__BLOC DE TEXTE__:
L’aliment amoncelé pour la pratique de la perfection (2)
■ Le bouddha vivant Lian-sheng, Sheng-yen Lu
■ Discours abstrus sur la délivrance « Pointer du doigt la Lune »
■ Traduit du chinois par Sandrine Fang
■ Copyright © Sheng-yen Lu ©2017, Éditions Darong
De son vivant, le Bouddha nous a enseigné
trois sortes de bodhi :
1. La bodhi de shrâvaka : c’est l’illumination
parfaite acquise par les
disciples auditeurs qui pratiquent les
Quatre Nobles Vérités et les quatre
domaines de fixation de l’attention ;
2. La bodhi de pratyeka-buddha : c’est
l’illumination parfaite acquise par
les disciples illuminés solitaires qui
visualisent les douze maillons de la
production conditionnée0F
1, par exemple,
ils contemplent l’effloraison, et la
flétrissure, et ils obtiennent ainsi l’éveil
parfait ;
3. La bodhi de bouddha : les pratiquants
qui se livrent à la pratique du dharma
suprême et des méthodes inégalables
obtiennent la bodhi suprême et atteignent
l’état de bouddha merveilleusement
éveillé, c’est la bodhi la plus éminente.
(À l’époque du Bouddha, le nombre de
ses disciples qui avaient atteint la bodhi fut
considérable.)
Le bouddhisme d’aujourd’hui se divise en
cinq branches :
1. Le bouddhisme au Véhicule humain :
mettre en pratique les Cinq Préceptes
pour pouvoir renaître ici-bas ;
2. Le bouddhisme au Véhicule céleste :
pratiquer les Dix Bienfaisances pour
pouvoir renaître au paradis céleste ;
3. Le bouddhisme au Véhicule des auditeurs
: mettre en application les
Quatre Nobles Vérités pour pouvoir
acquérir le Fruit d’arhat ;
4. Le bouddhisme au Véhicule des illuminés
solitaires : pratiquer la visualisation
des douze maillons de la
production conditionnée pour pouvoir
acquérir le Fruit de pratyekabuddha
;
5. Le bouddhisme au Véhicule de bodhisattva
: s’exercer dans la pratique
des Six Pâramitâ1F
2 pour pouvoir atteindre
l’illumination parfaite, l’éveil
merveilleux, et acquérir le Fruit de
bouddhéité suprême.
Personnellement, je trouve qu’on ne saurait
faire reproche aux moines contemporains bouddhistes
qui préconisent le Véhicule humain ou le
Véhicule céleste en enseignant l’observance des
Cinq Préceptes et la pratique des Dix Bienfaisances.
Cependant, on ne proclame pas dans le
Monde Sahâ uniquement le Véhicule humain et le
Véhicule céleste, il faudrait vraiment suivre les
pas du Bouddha.
La raison est simple :
– au demeurant, ce bas monde est « souffrance,
vide, impermanence, non-moi », le malheur y est
plus grand que le bonheur ;
– en fin de compte, si la part du bonheur
dont l’on jouit dans le ciel s’épuise complètement,
on subira encore la chute dans les voies inférieures.
Je suis partisan de l’entrée ensemble des
Cinq Véhicules : les êtres humains, les êtres célestes,
les disciples auditeurs, les disciples illuminés
solitaires, les bodhisattvas, tous ont le droit, en
profitant des grands voeux du bouddha Amitâbha,
de prouver et d’entrer dans sa Terre réelle de
rétribution.

__EXERCICE PROPOSÉ A__:
Extrayez du texte sur la pratique bouddhique le passage qui commence aux mots « La raison est » et se termine après les mots « rétribution. ».
Le texte et les entrées proviennent de sources distinctes.

(Entrées d'annotation de régions)
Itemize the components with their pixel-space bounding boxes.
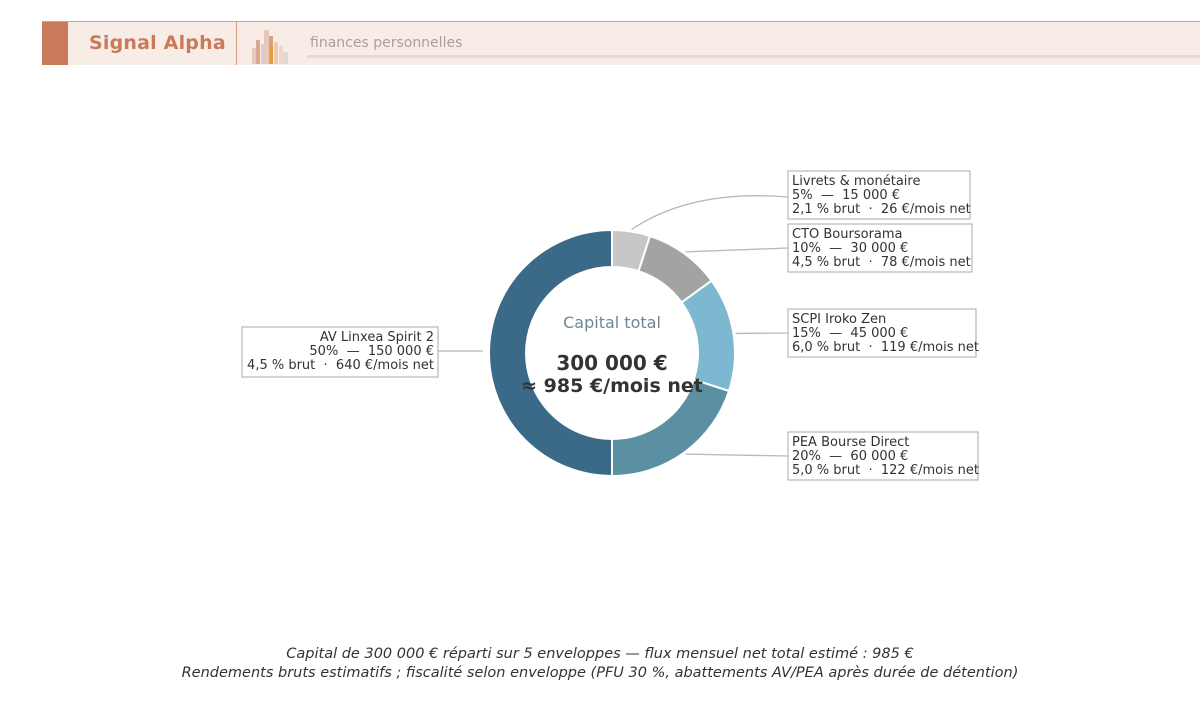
brand-color-block: [42, 22, 68, 65]
app-header: Signal Alpha finances personnelles: [42, 21, 1200, 65]
slice-label-name: SCPI Iroko Zen: [792, 312, 886, 327]
slice-label-name: AV Linxea Spirit 2: [320, 330, 434, 345]
slice-label-yield: 6,0 % brut · 119 €/mois net: [792, 340, 979, 355]
slice-label-name: Livrets & monétaire: [792, 174, 920, 189]
caption-line-1: Capital de 300 000 € réparti sur 5 envel…: [286, 646, 914, 662]
slice-label-name: CTO Boursorama: [792, 227, 903, 242]
slice-label-yield: 4,5 % brut · 640 €/mois net: [247, 358, 434, 373]
brand-name: Signal Alpha: [89, 32, 226, 54]
leader-line: [631, 195, 789, 231]
slice-label-share: 5% — 15 000 €: [792, 188, 900, 203]
slice-label-box: [241, 326, 439, 378]
slice-label-yield: 5,0 % brut · 122 €/mois net: [792, 463, 979, 478]
slice-label-name: PEA Bourse Direct: [792, 435, 909, 450]
slice-label-yield: 2,1 % brut · 26 €/mois net: [792, 202, 971, 217]
slice-label-share: 20% — 60 000 €: [792, 449, 908, 464]
slice-label-box: [787, 308, 977, 358]
caption-line-2: Rendements bruts estimatifs ; fiscalité …: [181, 665, 1019, 681]
donut-slice: [488, 228, 613, 478]
center-title: Capital total: [563, 313, 661, 332]
slice-label-box: [787, 431, 979, 481]
tagline: finances personnelles: [310, 35, 463, 51]
tagline-underline: [307, 55, 1200, 58]
chart-caption: Capital de 300 000 € réparti sur 5 envel…: [0, 645, 1200, 683]
slice-label-share: 50% — 150 000 €: [309, 344, 434, 359]
leader-line: [685, 247, 789, 253]
chart-logo-icon: [252, 30, 288, 64]
slice-label-yield: 4,5 % brut · 78 €/mois net: [792, 255, 971, 270]
center-value: 300 000 €: [556, 351, 667, 375]
center-monthly-net: ≈ 985 €/mois net: [521, 375, 703, 397]
slice-label-share: 10% — 30 000 €: [792, 241, 908, 256]
slice-label-box: [787, 223, 973, 273]
slice-label-box: [787, 170, 971, 220]
leader-line: [685, 453, 789, 457]
slice-label-share: 15% — 45 000 €: [792, 326, 908, 341]
header-divider: [236, 22, 237, 65]
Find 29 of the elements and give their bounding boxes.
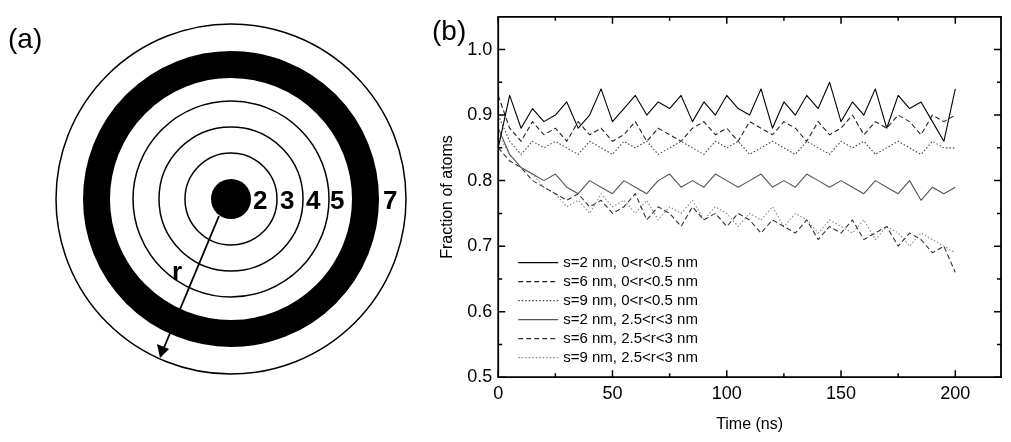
text: 5 <box>330 185 345 215</box>
text: 7 <box>383 185 398 215</box>
legend-label: s=9 nm, 2.5<r<3 nm <box>563 347 698 365</box>
x-tick-label: 150 <box>826 382 857 403</box>
line-series <box>498 147 956 273</box>
text: 4 <box>306 185 321 215</box>
y-tick-label: 0.9 <box>467 104 493 125</box>
y-tick-label: 1.0 <box>467 38 493 59</box>
x-tick-label: 0 <box>493 382 504 403</box>
legend-label: s=2 nm, 2.5<r<3 nm <box>563 309 698 327</box>
legend-label: s=6 nm, 0<r<0.5 nm <box>563 271 698 289</box>
x-tick-label: 200 <box>940 382 971 403</box>
chart-title: (b) <box>432 14 467 46</box>
x-tick-label: 50 <box>602 382 623 403</box>
y-axis-title: Fraction of atoms <box>438 135 456 259</box>
line-series <box>498 94 956 142</box>
y-tick-label: 0.5 <box>467 366 493 387</box>
x-axis-title: Time (ns) <box>716 414 784 432</box>
y-tick-label: 0.8 <box>467 169 493 190</box>
legend-label: s=9 nm, 0<r<0.5 nm <box>563 290 698 308</box>
text: r <box>172 256 183 286</box>
text: (a) <box>8 23 43 54</box>
y-tick-label: 0.7 <box>467 235 493 256</box>
text: 3 <box>280 185 295 215</box>
legend-label: s=2 nm, 0<r<0.5 nm <box>563 252 698 270</box>
x-tick-label: 100 <box>711 382 742 403</box>
y-tick-label: 0.6 <box>467 300 493 321</box>
text: 2 <box>253 185 268 215</box>
legend-label: s=6 nm, 2.5<r<3 nm <box>563 328 698 346</box>
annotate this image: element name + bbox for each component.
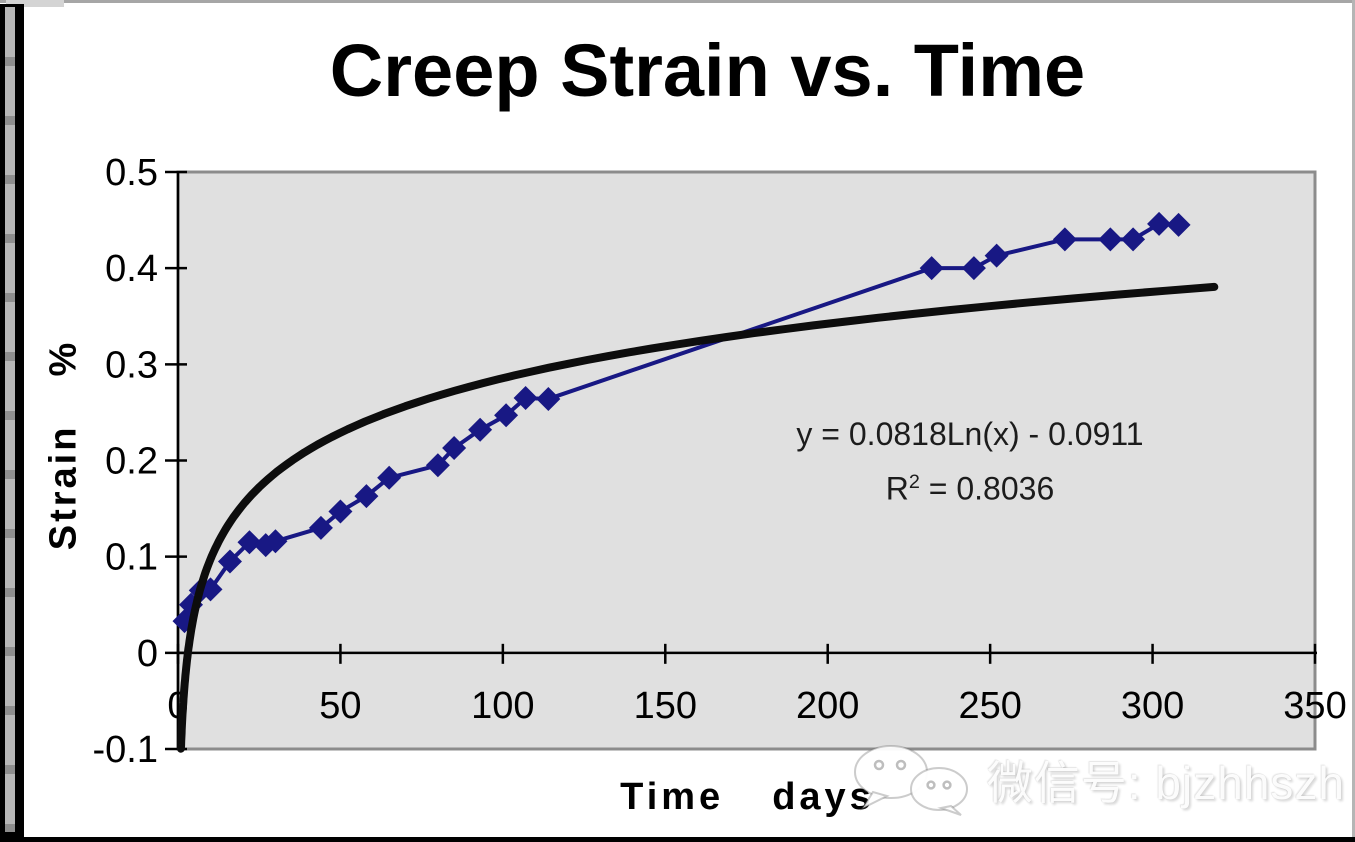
data-point-marker [1121,227,1146,252]
data-point-marker [984,243,1009,268]
data-point-marker [354,484,379,509]
frame-corner-tab [6,0,64,7]
data-point-marker [442,435,467,460]
r-exponent: 2 [908,471,920,493]
r-symbol: R [885,470,909,507]
frame-top-border [0,0,1355,3]
x-tick-label: 350 [1283,685,1346,727]
y-tick-label: 0.4 [105,248,158,290]
y-tick-label: 0.2 [105,441,158,483]
watermark: 微信号: bjzhhszh [849,744,1345,816]
watermark-text: 微信号: bjzhhszh [986,757,1345,809]
wechat-icon [853,745,968,816]
data-point-marker [494,403,519,428]
data-point-marker [513,385,538,410]
x-axis-title-word: Time [620,776,725,818]
data-point-marker [536,386,561,411]
x-tick-label: 150 [634,685,697,727]
data-point-marker [425,453,450,478]
data-point-marker [919,256,944,281]
trendline-equation-label: y = 0.0818Ln(x) - 0.0911 R2 = 0.8036 [770,410,1170,513]
y-tick-label: 0.5 [105,152,158,194]
data-point-marker [1147,211,1172,236]
data-point-marker [1098,227,1123,252]
y-tick-label: -0.1 [93,729,158,771]
chart-title: Creep Strain vs. Time [329,29,1086,112]
r-squared-line: R2 = 0.8036 [770,458,1170,513]
data-point-marker [1166,212,1191,237]
data-point-marker [308,515,333,540]
y-axis-title-word: Strain [42,424,85,551]
x-axis-title: Time days [140,776,1355,819]
frame-left-strip-marks [5,7,15,832]
equation-line: y = 0.0818Ln(x) - 0.0911 [796,416,1144,452]
x-axis-unit: days [772,776,875,818]
x-tick-label: 250 [958,685,1021,727]
x-tick-label: 200 [796,685,859,727]
y-axis-unit: % [42,339,85,377]
x-tick-label: 50 [319,685,361,727]
data-point-marker [1052,227,1077,252]
y-tick-label: 0.3 [105,344,158,386]
x-tick-label: 300 [1121,685,1184,727]
data-point-marker [237,530,262,555]
r-value: = 0.8036 [919,470,1055,507]
frame-bottom-border [0,837,1355,842]
data-point-marker [377,465,402,490]
data-point-marker [328,499,353,524]
frame-right-border [1352,0,1355,842]
frame-left-strip [0,4,24,842]
y-tick-label: 0.1 [105,537,158,579]
data-point-marker [468,417,493,442]
data-point-marker [961,256,986,281]
x-tick-label: 100 [471,685,534,727]
data-point-marker [263,529,288,554]
y-tick-label: 0 [137,633,158,675]
trendline-curve [176,282,1219,753]
y-axis-title: Strain% [43,340,86,551]
data-point-marker [217,549,242,574]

__EXERCICE PROPOSÉ B__:
Recopiez à l'identique les lignes des entrées, en commençant par la ligne qui contient « data-point-marker [1121,227,1146,252] » et en vous arrêtant après celle qui contient « watermark: 微信号: bjzhhszh [849,744,1345,816] ».

__RÉSULTAT ATTENDU A__:
La raison est simple :
– au demeurant, ce bas monde est « souffrance,
vide, impermanence, non-moi », le malheur y est
plus grand que le bonheur ;
– en fin de compte, si la part du bonheur
dont l’on jouit dans le ciel s’épuise complètement,
on subira encore la chute dans les voies inférieures.
Je suis partisan de l’entrée ensemble des
Cinq Véhicules : les êtres humains, les êtres célestes,
les disciples auditeurs, les disciples illuminés
solitaires, les bodhisattvas, tous ont le droit, en
profitant des grands voeux du bouddha Amitâbha,
de prouver et d’entrer dans sa Terre réelle de
rétribution.

__RÉSULTAT ATTENDU B__:
data-point-marker [1121,227,1146,252]
data-point-marker [984,243,1009,268]
data-point-marker [354,484,379,509]
frame-corner-tab [6,0,64,7]
data-point-marker [442,435,467,460]
r-exponent: 2 [908,471,920,493]
r-symbol: R [885,470,909,507]
frame-top-border [0,0,1355,3]
x-tick-label: 350 [1283,685,1346,727]
y-tick-label: 0.4 [105,248,158,290]
y-tick-label: 0.2 [105,441,158,483]
watermark: 微信号: bjzhhszh [849,744,1345,816]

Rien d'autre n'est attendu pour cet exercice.